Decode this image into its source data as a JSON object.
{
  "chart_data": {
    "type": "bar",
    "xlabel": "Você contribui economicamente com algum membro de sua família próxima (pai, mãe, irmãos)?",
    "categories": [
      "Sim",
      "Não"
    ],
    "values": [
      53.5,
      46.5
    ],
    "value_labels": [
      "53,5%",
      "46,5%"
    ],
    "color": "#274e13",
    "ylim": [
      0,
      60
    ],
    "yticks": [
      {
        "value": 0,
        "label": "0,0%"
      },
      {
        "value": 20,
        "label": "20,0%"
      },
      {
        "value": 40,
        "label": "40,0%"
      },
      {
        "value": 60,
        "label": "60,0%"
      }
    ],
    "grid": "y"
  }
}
********
Given exercise:
Exact output of every entry is required.

Problem solution:
Decode this image into its source data as a JSON object.
{
  "chart_data": {
    "type": "bar",
    "xlabel": "Você contribui economicamente com algum membro de sua família próxima (pai, mãe, irmãos)?",
    "categories": [
      "Sim",
      "Não"
    ],
    "values": [
      53.5,
      46.5
    ],
    "value_labels": [
      "53,5%",
      "46,5%"
    ],
    "color": "#274e13",
    "ylim": [
      0,
      60
    ],
    "yticks": [
      {
        "value": 0,
        "label": "0,0%"
      },
      {
        "value": 20,
        "label": "20,0%"
      },
      {
        "value": 40,
        "label": "40,0%"
      },
      {
        "value": 60,
        "label": "60,0%"
      }
    ],
    "grid": "y"
  }
}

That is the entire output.